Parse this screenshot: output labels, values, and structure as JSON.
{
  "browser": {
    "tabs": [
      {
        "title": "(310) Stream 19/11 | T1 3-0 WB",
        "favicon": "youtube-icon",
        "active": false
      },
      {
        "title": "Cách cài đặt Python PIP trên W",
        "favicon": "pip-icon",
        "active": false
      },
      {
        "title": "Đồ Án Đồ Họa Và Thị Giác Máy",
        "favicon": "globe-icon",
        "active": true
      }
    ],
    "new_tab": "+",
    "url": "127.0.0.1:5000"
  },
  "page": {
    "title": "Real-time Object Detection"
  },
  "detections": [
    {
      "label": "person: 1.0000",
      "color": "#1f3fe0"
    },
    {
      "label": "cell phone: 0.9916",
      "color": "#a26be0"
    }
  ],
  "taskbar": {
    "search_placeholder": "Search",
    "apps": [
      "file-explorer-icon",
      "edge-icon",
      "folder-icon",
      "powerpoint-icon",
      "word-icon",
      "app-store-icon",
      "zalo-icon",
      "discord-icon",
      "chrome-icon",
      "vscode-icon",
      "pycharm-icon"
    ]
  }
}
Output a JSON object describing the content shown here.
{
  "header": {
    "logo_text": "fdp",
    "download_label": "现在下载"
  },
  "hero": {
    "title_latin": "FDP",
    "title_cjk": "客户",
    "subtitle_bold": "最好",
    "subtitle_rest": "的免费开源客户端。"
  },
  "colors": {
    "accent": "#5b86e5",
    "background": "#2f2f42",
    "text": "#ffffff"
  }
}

▶ [Exercise instructions] Extract the lines above from the one containing "Output a JSON" to the last line, both included, exactly as written.

▶ [Finished exercise]
Output a JSON object describing the content shown here.
{
  "header": {
    "logo_text": "fdp",
    "download_label": "现在下载"
  },
  "hero": {
    "title_latin": "FDP",
    "title_cjk": "客户",
    "subtitle_bold": "最好",
    "subtitle_rest": "的免费开源客户端。"
  },
  "colors": {
    "accent": "#5b86e5",
    "background": "#2f2f42",
    "text": "#ffffff"
  }
}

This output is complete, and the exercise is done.